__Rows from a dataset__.
- - - - -

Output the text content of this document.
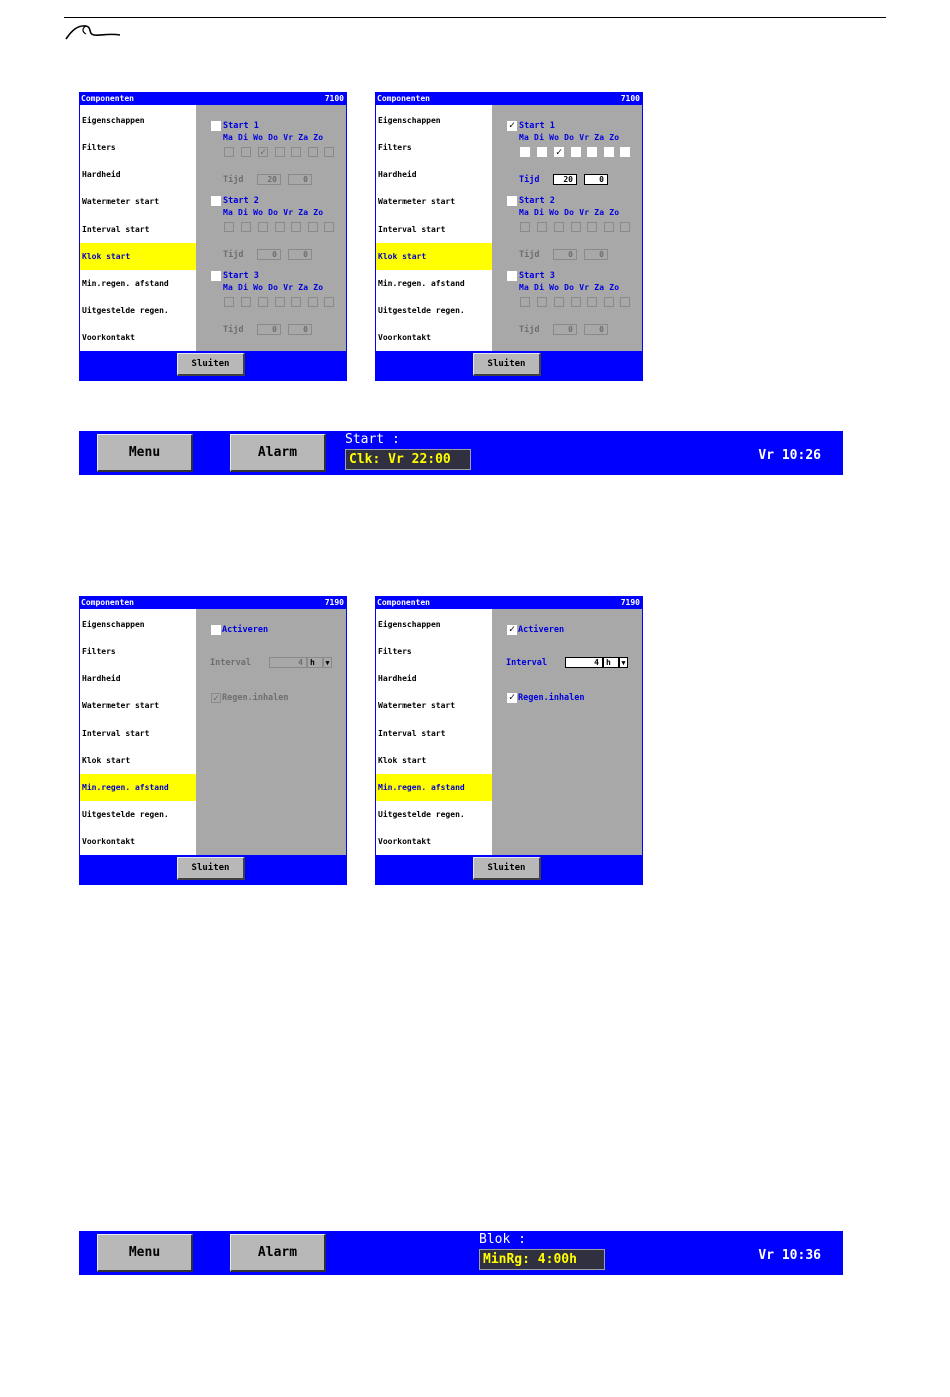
Componenten	7100
Eigenschappen
Filters
Hardheid
Watermeter start
Interval start
Klok start
Min.regen. afstand
Uitgestelde regen.
Voorkontakt
Start 1
Ma Di Wo Do Vr Za Zo
✓
Tijd	20	0
Start 2
Ma Di Wo Do Vr Za Zo
Tijd	0	0
Start 3
Ma Di Wo Do Vr Za Zo
Tijd	0	0
Sluiten
Componenten	7100
Eigenschappen
Filters
Hardheid
Watermeter start
Interval start
Klok start
Min.regen. afstand
Uitgestelde regen.
Voorkontakt
✓ Start 1
Ma Di Wo Do Vr Za Zo
✓
Tijd	20	0
Start 2
Ma Di Wo Do Vr Za Zo
Tijd	0	0
Start 3
Ma Di Wo Do Vr Za Zo
Tijd	0	0
Sluiten
Menu	Alarm
Start :
Clk: Vr 22:00	Vr 10:26
Componenten	7190
Eigenschappen
Filters
Hardheid
Watermeter start
Interval start
Klok start
Min.regen. afstand
Uitgestelde regen.
Voorkontakt
Activeren
Interval	4 h	▼
✓ Regen.inhalen
Sluiten
Componenten	7190
Eigenschappen
Filters
Hardheid
Watermeter start
Interval start
Klok start
Min.regen. afstand
Uitgestelde regen.
Voorkontakt
✓ Activeren
Interval	4 h	▼
✓ Regen.inhalen
Sluiten
Menu	Alarm
Blok :
MinRg: 4:00h	Vr 10:36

- - - - -

__REQUIREMENT__. Every line above should be returned exactly; the pictures stay out.

__ANSWER TO THIS TASK__.
Output the text content of this document.
Componenten	7100
Eigenschappen
Filters
Hardheid
Watermeter start
Interval start
Klok start
Min.regen. afstand
Uitgestelde regen.
Voorkontakt
Start 1
Ma Di Wo Do Vr Za Zo
✓
Tijd	20	0
Start 2
Ma Di Wo Do Vr Za Zo
Tijd	0	0
Start 3
Ma Di Wo Do Vr Za Zo
Tijd	0	0
Sluiten
Componenten	7100
Eigenschappen
Filters
Hardheid
Watermeter start
Interval start
Klok start
Min.regen. afstand
Uitgestelde regen.
Voorkontakt
✓ Start 1
Ma Di Wo Do Vr Za Zo
✓
Tijd	20	0
Start 2
Ma Di Wo Do Vr Za Zo
Tijd	0	0
Start 3
Ma Di Wo Do Vr Za Zo
Tijd	0	0
Sluiten
Menu	Alarm
Start :
Clk: Vr 22:00	Vr 10:26
Componenten	7190
Eigenschappen
Filters
Hardheid
Watermeter start
Interval start
Klok start
Min.regen. afstand
Uitgestelde regen.
Voorkontakt
Activeren
Interval	4 h	▼
✓ Regen.inhalen
Sluiten
Componenten	7190
Eigenschappen
Filters
Hardheid
Watermeter start
Interval start
Klok start
Min.regen. afstand
Uitgestelde regen.
Voorkontakt
✓ Activeren
Interval	4 h	▼
✓ Regen.inhalen
Sluiten
Menu	Alarm
Blok :
MinRg: 4:00h	Vr 10:36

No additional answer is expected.